> **Directions**
1: Can you extract the part of the Georgia recession article that opens with the words containing "Deal made it a" and closes with "office in 2019.", copying it word for word?
2: Could you extend the Georgia recession article from where it stops?

> **Provided text**
· · · · ·
The spending reductions cut especially deep in rural Georgia, where small-town school boards couldn't raise enough money by increasing property taxes to put a dent in the shortfall. In many of those districts, there were no options but to lay off teachers and staff, eliminate ROTC programs and get rid of academic coaches for struggling students. The impact lasted for years, with some districts still using pay raise money to plug budget holes and still furloughing staffers into 2017.

The one area of state government that had the ability to grow was the University System of Georgia, where the Board of Regents could hike tuition to raise more money. The regents did just that. Tuition at the University of Georgia increased 50% between 2008 and 2011, and student fees rose 87%.

Kendrick was getting her master’s in business administration at Kennesaw State at the time. She said many students resigned themselves to higher costs each year.

“They raised tuition every year anyway,” she said. “At some point, you look at how much it is raised, rather than if it’s going to be raised.”

Current University System Chancellor Steve Wrigley was an administrator at UGA at the time, and he said the jump in college costs for students bothered him.

“The financial consequences to students and families were dramatic and altered the course of many lives,” said Wrigley, who worked his way through Georgia State University. “I was struck at the time, and it stays with me today, that higher education nationally and in Georgia was not as sensitive to the financial suffering of families and its impact on the ability to afford college.

“Colleges and universities raised prices and did not pay enough attention to reducing costs and understanding the financial plight of students.”

The Board of Regents last month decided not to raise tuition this fall. And Wrigley recently sent out a letter letting college faculty and staff know he expected cutbacks, including possibly furloughs and layoffs.

What will be different this time?

The effects of the recession were still lingering when Nathan Deal became governor in 2011, but he quickly showed a few lessons had been learned.

Deal made it a policy that most state agencies wouldn't be able to ask for more funding each year, allowing him to save money and build up a record $2.5 billion reserve by the time he left office in 2019.

He also knew the state couldn't afford to keep building prisons to warehouse inmates. One of the ways he was able to sell his criminal justice overhaul to lower the prison population was to show the substantial savings it would bring at a time when the state didn't have extra money to spend.

Gehl, who now works for the the Southern Economic Advancement Project, a policy program that aims to broaden economic power in the South, said the lesson many lawmakers took from the Great Recession was that they could get through downturns solely by cutting spending. It’s the wrong lesson to take, she said.

“When you cut and cut basic services like education and health care, the inequities (in society) will deepen,” she said. “Some communities can make up the difference from cuts, some can’t. Technology gaps increase, health infrastructure disappears. You are just dooming some communities.”

For instance, lawmakers have spent much of the past few years trying to bring broadband to rural Georgia and to prop up small-town hospitals, several of which have closed. The broadband problem is especially acute now that students are being taught online because schools have closed.

While similar issues existed before the Great Recession, they were not helped by a political culture that relied on cutting back to get through the downturn, she said.

Kendrick said the state knew about inequities in areas such as education but didn’t react as the Great Recession faded.
· · · · ·
> **Supplied entries**
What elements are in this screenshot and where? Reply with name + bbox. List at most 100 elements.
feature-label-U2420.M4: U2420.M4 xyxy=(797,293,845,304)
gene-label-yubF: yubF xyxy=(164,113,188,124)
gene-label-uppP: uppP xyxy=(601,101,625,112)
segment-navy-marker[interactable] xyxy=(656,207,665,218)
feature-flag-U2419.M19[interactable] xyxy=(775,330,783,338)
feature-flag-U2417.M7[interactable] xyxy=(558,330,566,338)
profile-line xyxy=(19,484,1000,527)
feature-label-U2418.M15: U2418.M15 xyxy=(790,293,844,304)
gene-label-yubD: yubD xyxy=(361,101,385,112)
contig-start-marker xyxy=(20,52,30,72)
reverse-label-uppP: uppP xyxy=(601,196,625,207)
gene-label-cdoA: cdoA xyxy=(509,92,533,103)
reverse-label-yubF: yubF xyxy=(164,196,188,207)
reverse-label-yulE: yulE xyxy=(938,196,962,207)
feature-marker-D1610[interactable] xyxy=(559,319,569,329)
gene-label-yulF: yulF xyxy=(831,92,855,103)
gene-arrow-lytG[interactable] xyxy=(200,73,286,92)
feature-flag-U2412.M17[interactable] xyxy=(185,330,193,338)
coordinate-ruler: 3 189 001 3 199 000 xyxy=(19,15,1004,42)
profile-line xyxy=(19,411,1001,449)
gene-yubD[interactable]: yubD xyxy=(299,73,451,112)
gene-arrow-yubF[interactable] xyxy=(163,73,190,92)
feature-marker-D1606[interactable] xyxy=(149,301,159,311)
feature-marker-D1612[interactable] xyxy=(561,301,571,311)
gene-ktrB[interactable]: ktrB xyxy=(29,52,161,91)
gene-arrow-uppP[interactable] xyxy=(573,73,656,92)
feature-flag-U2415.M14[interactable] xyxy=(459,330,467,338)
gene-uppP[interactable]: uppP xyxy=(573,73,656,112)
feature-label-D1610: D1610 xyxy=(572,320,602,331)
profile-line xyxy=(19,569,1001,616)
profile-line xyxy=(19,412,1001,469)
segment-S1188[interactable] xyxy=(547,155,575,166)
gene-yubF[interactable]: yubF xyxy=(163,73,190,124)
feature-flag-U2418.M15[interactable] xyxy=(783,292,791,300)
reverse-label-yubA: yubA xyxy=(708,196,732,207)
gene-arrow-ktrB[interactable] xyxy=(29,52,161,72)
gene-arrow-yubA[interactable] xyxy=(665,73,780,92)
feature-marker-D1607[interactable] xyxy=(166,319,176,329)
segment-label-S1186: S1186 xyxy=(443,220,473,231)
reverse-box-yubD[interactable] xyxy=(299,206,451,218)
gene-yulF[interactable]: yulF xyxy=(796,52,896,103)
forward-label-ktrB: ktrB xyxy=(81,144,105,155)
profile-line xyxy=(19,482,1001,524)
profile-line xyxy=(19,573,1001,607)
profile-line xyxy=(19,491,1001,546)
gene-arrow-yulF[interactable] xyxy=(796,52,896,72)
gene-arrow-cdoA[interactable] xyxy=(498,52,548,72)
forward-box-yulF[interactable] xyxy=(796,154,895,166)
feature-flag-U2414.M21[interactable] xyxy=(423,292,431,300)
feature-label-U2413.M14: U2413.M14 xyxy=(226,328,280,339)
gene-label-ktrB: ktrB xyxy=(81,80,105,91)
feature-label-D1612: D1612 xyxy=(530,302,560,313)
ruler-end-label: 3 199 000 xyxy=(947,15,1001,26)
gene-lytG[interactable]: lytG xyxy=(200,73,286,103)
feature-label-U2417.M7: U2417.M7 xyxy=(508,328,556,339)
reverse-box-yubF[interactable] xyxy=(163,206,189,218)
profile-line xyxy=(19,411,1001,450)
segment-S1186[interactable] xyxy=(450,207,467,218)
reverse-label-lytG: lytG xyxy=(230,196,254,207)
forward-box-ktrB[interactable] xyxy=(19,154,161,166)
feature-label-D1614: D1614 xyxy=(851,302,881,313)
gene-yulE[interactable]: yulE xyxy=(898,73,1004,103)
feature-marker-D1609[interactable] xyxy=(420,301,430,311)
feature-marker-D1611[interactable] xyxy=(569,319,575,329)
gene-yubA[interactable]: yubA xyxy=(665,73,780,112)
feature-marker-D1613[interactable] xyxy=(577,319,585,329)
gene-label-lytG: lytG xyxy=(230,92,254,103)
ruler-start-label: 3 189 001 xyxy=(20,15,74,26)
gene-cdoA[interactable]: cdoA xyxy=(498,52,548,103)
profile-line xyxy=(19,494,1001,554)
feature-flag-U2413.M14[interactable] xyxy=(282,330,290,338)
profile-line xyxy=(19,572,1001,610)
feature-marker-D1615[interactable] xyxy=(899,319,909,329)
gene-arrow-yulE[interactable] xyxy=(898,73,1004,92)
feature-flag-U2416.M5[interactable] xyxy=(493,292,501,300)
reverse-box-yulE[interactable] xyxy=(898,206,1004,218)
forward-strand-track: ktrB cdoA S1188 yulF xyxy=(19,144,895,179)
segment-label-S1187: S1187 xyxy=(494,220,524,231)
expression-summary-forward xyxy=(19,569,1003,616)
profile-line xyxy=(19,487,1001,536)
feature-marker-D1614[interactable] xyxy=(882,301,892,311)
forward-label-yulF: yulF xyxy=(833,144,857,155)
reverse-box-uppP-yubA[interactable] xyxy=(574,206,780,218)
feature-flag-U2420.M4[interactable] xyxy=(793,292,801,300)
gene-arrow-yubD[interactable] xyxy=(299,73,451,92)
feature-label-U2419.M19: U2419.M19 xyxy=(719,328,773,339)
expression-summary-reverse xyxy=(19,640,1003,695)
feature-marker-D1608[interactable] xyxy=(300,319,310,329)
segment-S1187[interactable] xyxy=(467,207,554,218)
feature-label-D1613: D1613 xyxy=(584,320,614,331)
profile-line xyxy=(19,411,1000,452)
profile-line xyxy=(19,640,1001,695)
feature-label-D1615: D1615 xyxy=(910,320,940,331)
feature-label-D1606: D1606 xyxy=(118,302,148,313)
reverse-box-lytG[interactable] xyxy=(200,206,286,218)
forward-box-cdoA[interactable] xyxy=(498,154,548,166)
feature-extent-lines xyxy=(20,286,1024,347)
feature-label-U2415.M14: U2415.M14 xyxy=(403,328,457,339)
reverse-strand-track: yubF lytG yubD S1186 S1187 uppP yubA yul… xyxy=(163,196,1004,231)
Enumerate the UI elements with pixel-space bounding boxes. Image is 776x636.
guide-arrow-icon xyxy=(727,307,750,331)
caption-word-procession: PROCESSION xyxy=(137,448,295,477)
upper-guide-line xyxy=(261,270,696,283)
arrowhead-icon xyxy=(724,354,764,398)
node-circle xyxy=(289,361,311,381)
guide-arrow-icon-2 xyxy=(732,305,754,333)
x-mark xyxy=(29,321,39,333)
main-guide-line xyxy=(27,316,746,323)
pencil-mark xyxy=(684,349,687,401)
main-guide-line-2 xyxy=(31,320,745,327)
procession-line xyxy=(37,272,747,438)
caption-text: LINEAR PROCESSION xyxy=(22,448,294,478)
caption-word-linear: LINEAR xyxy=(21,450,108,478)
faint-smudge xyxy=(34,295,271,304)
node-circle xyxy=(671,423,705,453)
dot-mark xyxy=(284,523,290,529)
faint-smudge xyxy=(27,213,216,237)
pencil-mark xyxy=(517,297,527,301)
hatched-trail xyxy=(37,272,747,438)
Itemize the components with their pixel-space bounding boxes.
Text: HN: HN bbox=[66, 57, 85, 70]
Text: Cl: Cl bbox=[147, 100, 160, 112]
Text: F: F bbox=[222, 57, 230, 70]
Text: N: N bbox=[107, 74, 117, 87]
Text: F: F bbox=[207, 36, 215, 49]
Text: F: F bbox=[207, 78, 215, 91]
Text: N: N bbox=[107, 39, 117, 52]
· · · · ·
> **Task results**
1:
Deal made it a policy that most state agencies wouldn't be able to ask for more funding each year, allowing him to save money and build up a record $2.5 billion reserve by the time he left office in 2019.

2:
“I think state government is always 10 years behind the curve,” she said. “We learned lessons, but unfortunately we didn’t move fast enough.”

Kyle Wingfield, the president of the conservative Georgia Public Policy Foundation, said that for the most part, the state didn’t rethink what it was doing, like how Georgia provided education to k-12 students.

“They just patched things together and continued doing things the way they always did them,” Wingfield said. “I think that the theme is not lessons learned. It’s lessons that went unheeded last time that can’t be ignored this time.”

Among those may be more online learning, Wingfield said. Instead of continually building schools, as Georgia has done year after year, he said the current experiment in teaching classes online may be expanded so that children, for instance, wouldn’t go into a classroom every day but maybe a few days a week on a staggered basis, freeing up space.

“Parents are considering other ways of schooling their kids like never before,” he said. “There is an understanding that (schools) are not going to put 24 kids together in a classroom if they open their doors.”

The same could be true for colleges, which currently aren’t sure how many students will want to return in the fall. Colleges have been on a building spree for a couple of decades, and that could slow.

England noted that the pandemic forced tens of thousands of government staffers to work from home, and he said there may be a similar impact. State agencies have found out what works and what doesn’t, and they may keep some workers at home, reducing the need for state office space.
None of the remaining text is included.